___ Information supplied

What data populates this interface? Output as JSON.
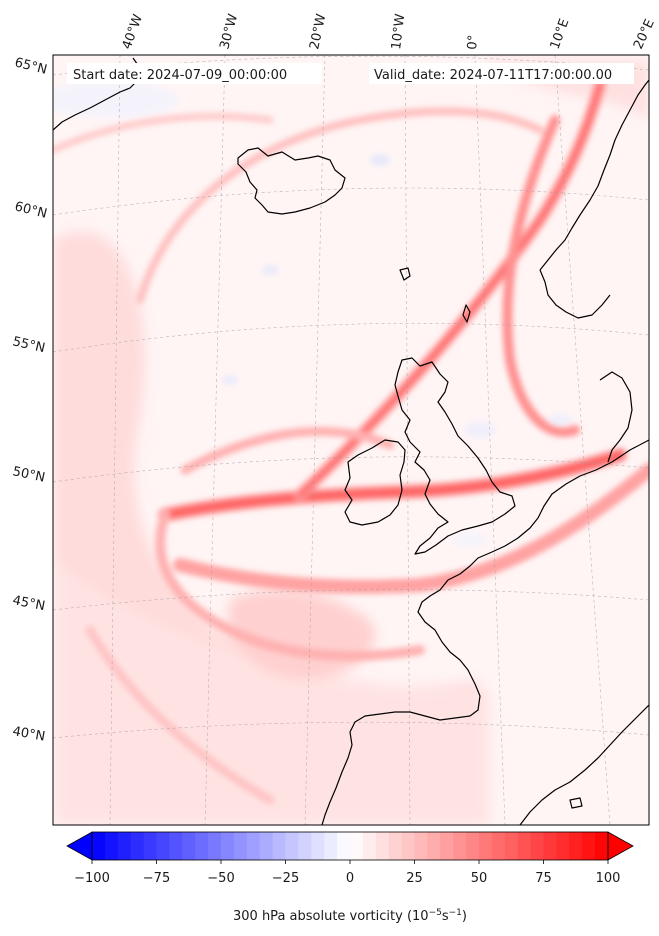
{
  "map": {
    "start_label": "Start date: 2024-07-09_00:00:00",
    "valid_label": "Valid_date: 2024-07-11T17:00:00.00",
    "lon_labels": [
      "40°W",
      "30°W",
      "20°W",
      "10°W",
      "0°",
      "10°E",
      "20°E"
    ],
    "lat_labels": [
      "65°N",
      "60°N",
      "55°N",
      "50°N",
      "45°N",
      "40°N"
    ],
    "colors": {
      "negative": "#0000ff",
      "neutral": "#ffffff",
      "positive": "#ff0000",
      "coast": "#000000"
    }
  },
  "colorbar": {
    "min": -100,
    "max": 100,
    "levels": 40,
    "extend": "both",
    "tick_labels": [
      "−100",
      "−75",
      "−50",
      "−25",
      "0",
      "25",
      "50",
      "75",
      "100"
    ],
    "label_prefix": "300 hPa absolute vorticity (10",
    "label_exp1": "−5",
    "label_mid": "s",
    "label_exp2": "−1",
    "label_suffix": ")"
  }
}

______

# Exercise task
Quote every record above exactly, omitting any pictures they contain.

# The answer
What data populates this interface? Output as JSON.
{
  "map": {
    "start_label": "Start date: 2024-07-09_00:00:00",
    "valid_label": "Valid_date: 2024-07-11T17:00:00.00",
    "lon_labels": [
      "40°W",
      "30°W",
      "20°W",
      "10°W",
      "0°",
      "10°E",
      "20°E"
    ],
    "lat_labels": [
      "65°N",
      "60°N",
      "55°N",
      "50°N",
      "45°N",
      "40°N"
    ],
    "colors": {
      "negative": "#0000ff",
      "neutral": "#ffffff",
      "positive": "#ff0000",
      "coast": "#000000"
    }
  },
  "colorbar": {
    "min": -100,
    "max": 100,
    "levels": 40,
    "extend": "both",
    "tick_labels": [
      "−100",
      "−75",
      "−50",
      "−25",
      "0",
      "25",
      "50",
      "75",
      "100"
    ],
    "label_prefix": "300 hPa absolute vorticity (10",
    "label_exp1": "−5",
    "label_mid": "s",
    "label_exp2": "−1",
    "label_suffix": ")"
  }
}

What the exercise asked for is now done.